▸ Stated problem
Exactly transcribe the span of lines from the one containing "Give me the" through the final line of the entries, inclusive, and nothing outside it. Exclude the pictures.

------------

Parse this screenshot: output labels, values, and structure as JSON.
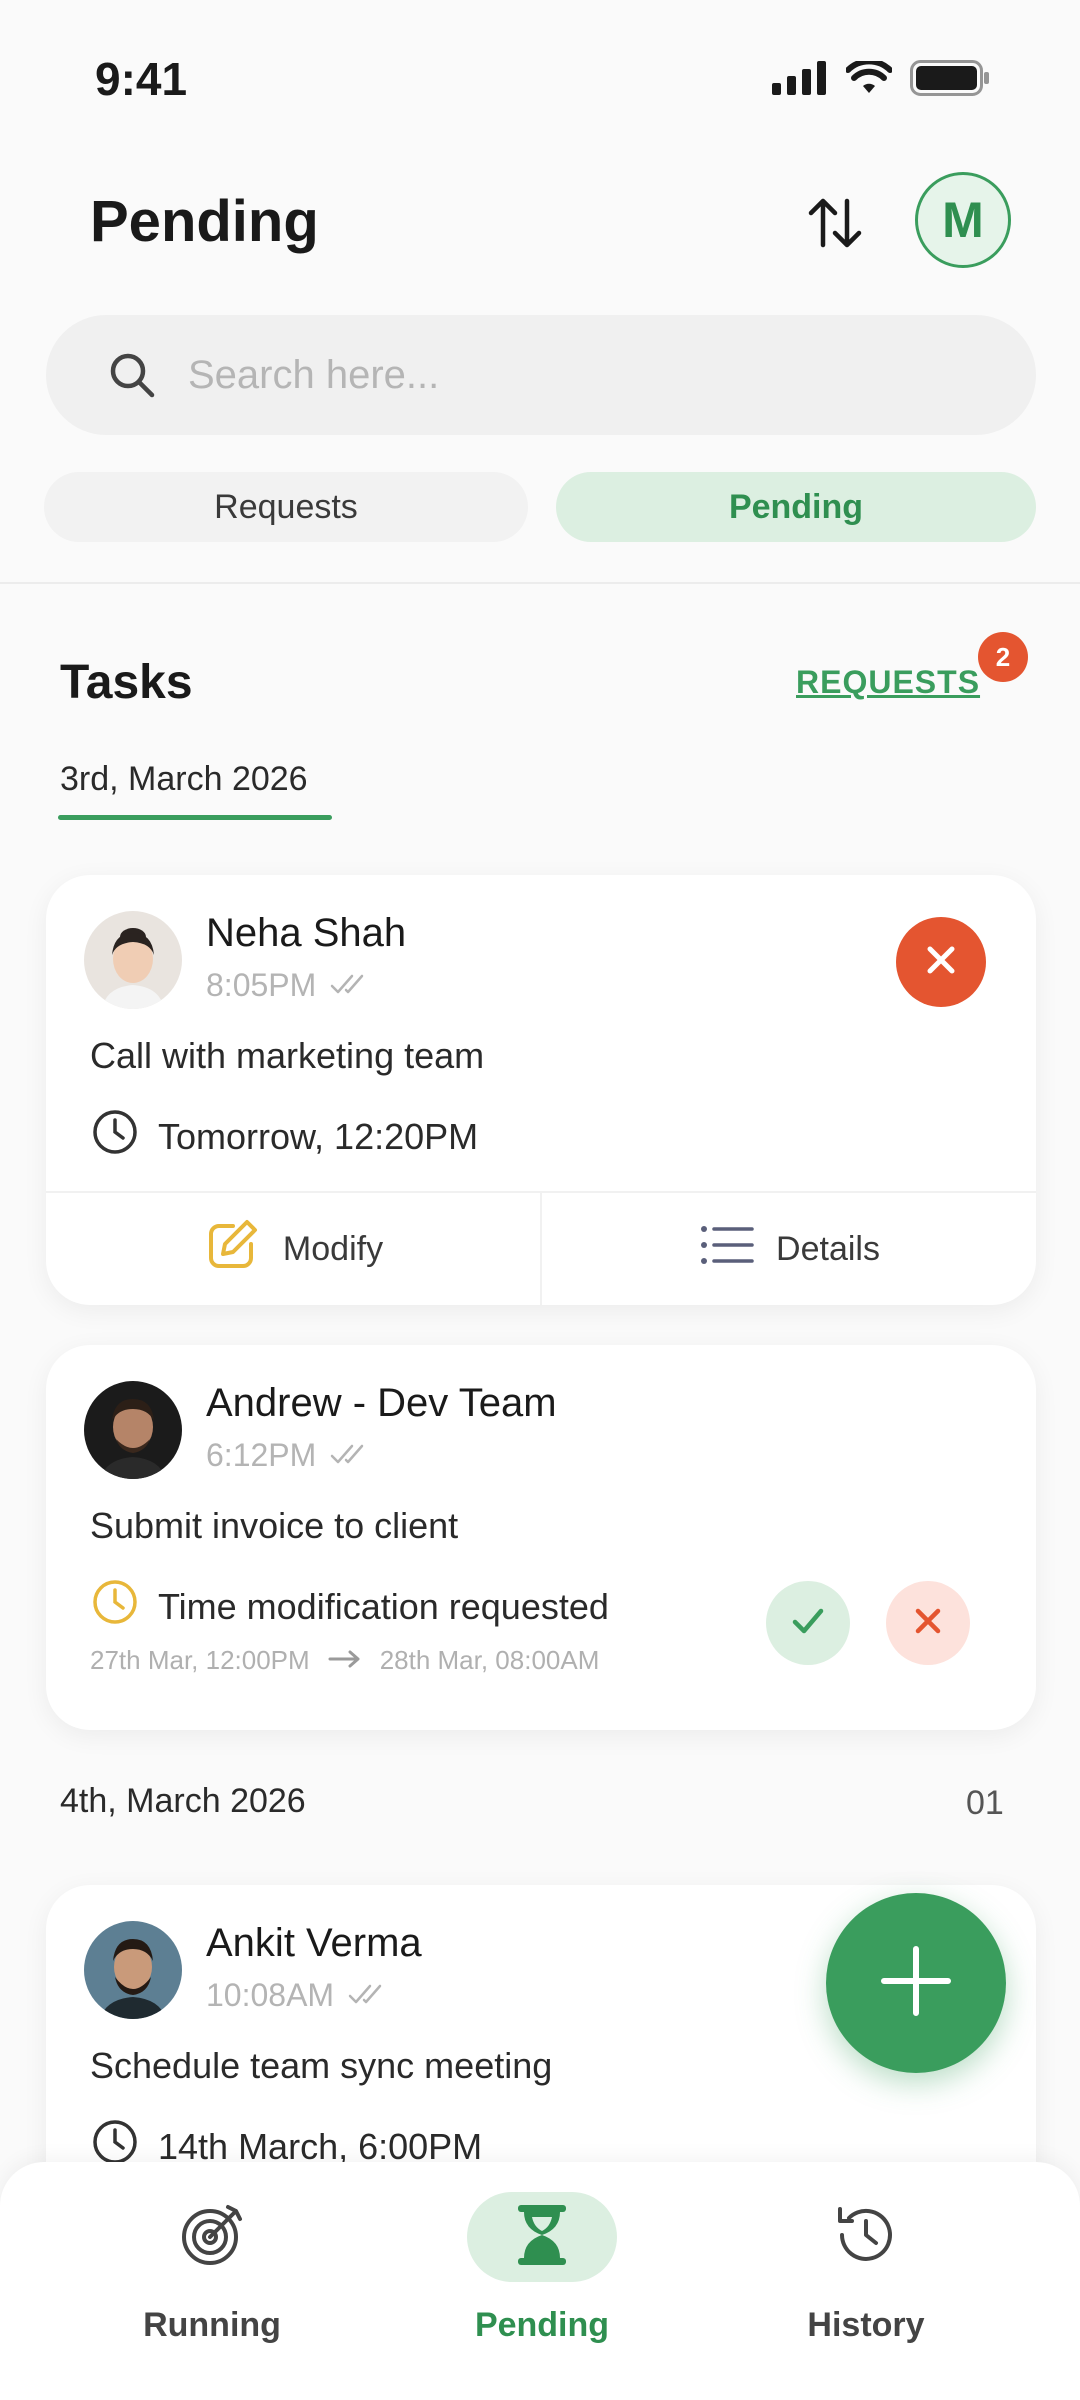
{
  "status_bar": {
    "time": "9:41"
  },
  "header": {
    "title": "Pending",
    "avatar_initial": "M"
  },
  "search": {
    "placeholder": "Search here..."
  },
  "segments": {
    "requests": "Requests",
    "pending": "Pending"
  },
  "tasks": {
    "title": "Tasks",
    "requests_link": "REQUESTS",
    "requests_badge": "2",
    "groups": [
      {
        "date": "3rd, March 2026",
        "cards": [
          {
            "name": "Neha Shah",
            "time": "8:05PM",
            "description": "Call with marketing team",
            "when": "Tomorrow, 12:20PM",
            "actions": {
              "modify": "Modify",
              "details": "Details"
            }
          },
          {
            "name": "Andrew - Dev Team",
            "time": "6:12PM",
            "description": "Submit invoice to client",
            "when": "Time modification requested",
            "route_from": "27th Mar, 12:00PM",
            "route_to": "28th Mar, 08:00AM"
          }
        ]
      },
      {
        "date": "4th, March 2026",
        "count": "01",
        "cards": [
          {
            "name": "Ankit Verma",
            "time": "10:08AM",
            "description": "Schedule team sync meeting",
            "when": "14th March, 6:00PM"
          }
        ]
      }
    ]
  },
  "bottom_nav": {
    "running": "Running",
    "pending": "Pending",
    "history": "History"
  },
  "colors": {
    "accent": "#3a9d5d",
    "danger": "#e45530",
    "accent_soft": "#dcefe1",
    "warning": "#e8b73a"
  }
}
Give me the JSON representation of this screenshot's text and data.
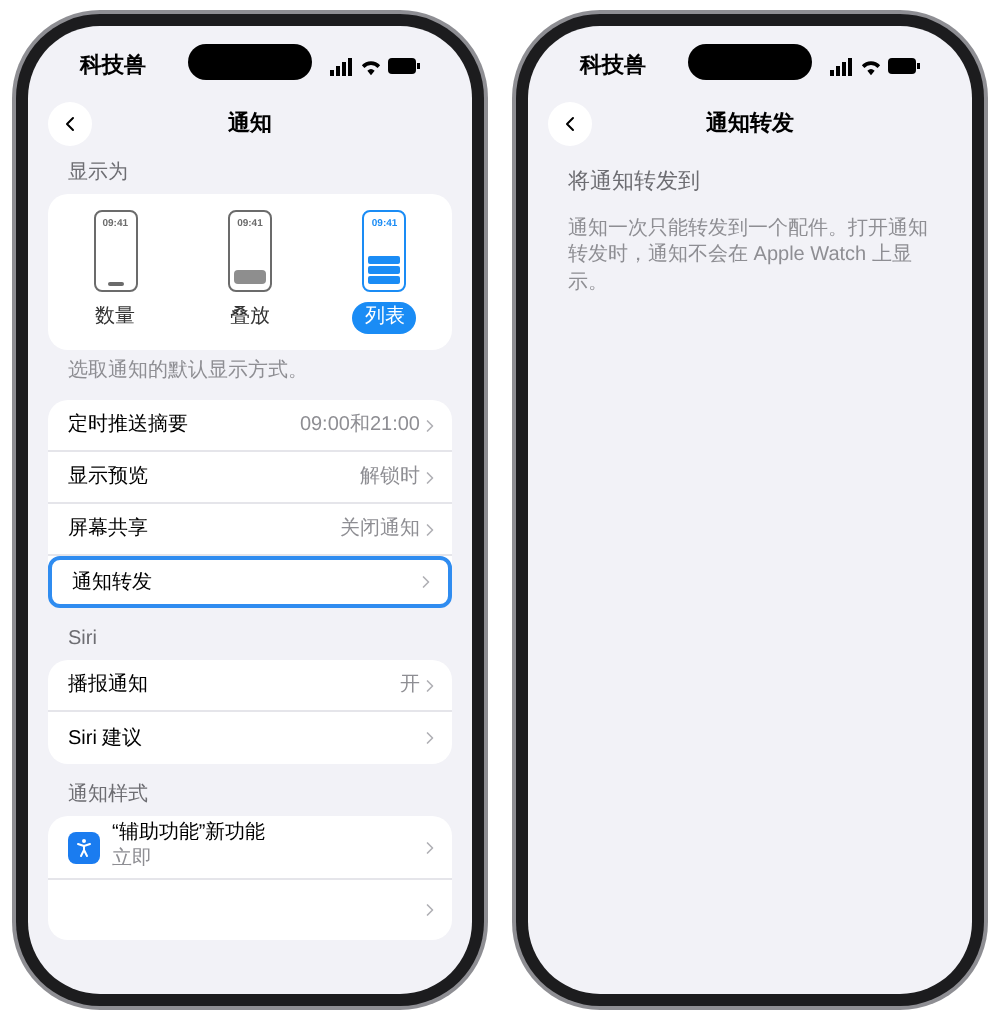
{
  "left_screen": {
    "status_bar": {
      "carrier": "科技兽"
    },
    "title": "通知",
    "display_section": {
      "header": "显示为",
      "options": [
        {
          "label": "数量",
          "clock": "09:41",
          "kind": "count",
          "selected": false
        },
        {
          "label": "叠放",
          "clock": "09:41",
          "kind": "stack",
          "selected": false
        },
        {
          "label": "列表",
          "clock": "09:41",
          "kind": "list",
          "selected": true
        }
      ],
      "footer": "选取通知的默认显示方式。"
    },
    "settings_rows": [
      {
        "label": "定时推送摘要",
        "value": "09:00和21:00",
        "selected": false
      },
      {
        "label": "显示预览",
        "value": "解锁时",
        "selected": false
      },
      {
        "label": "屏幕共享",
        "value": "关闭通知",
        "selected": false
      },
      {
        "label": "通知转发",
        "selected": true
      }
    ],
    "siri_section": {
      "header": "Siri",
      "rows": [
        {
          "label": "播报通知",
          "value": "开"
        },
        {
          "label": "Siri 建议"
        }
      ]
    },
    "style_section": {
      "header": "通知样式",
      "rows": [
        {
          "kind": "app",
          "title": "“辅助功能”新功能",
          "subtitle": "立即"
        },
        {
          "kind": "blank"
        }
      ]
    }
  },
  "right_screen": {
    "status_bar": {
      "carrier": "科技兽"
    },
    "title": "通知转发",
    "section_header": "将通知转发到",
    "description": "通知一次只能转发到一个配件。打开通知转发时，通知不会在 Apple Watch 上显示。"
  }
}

------------

▸ Full output
Give me the JSON representation of this screenshot's text and data.
{
  "left_screen": {
    "status_bar": {
      "carrier": "科技兽"
    },
    "title": "通知",
    "display_section": {
      "header": "显示为",
      "options": [
        {
          "label": "数量",
          "clock": "09:41",
          "kind": "count",
          "selected": false
        },
        {
          "label": "叠放",
          "clock": "09:41",
          "kind": "stack",
          "selected": false
        },
        {
          "label": "列表",
          "clock": "09:41",
          "kind": "list",
          "selected": true
        }
      ],
      "footer": "选取通知的默认显示方式。"
    },
    "settings_rows": [
      {
        "label": "定时推送摘要",
        "value": "09:00和21:00",
        "selected": false
      },
      {
        "label": "显示预览",
        "value": "解锁时",
        "selected": false
      },
      {
        "label": "屏幕共享",
        "value": "关闭通知",
        "selected": false
      },
      {
        "label": "通知转发",
        "selected": true
      }
    ],
    "siri_section": {
      "header": "Siri",
      "rows": [
        {
          "label": "播报通知",
          "value": "开"
        },
        {
          "label": "Siri 建议"
        }
      ]
    },
    "style_section": {
      "header": "通知样式",
      "rows": [
        {
          "kind": "app",
          "title": "“辅助功能”新功能",
          "subtitle": "立即"
        },
        {
          "kind": "blank"
        }
      ]
    }
  },
  "right_screen": {
    "status_bar": {
      "carrier": "科技兽"
    },
    "title": "通知转发",
    "section_header": "将通知转发到",
    "description": "通知一次只能转发到一个配件。打开通知转发时，通知不会在 Apple Watch 上显示。"
  }
}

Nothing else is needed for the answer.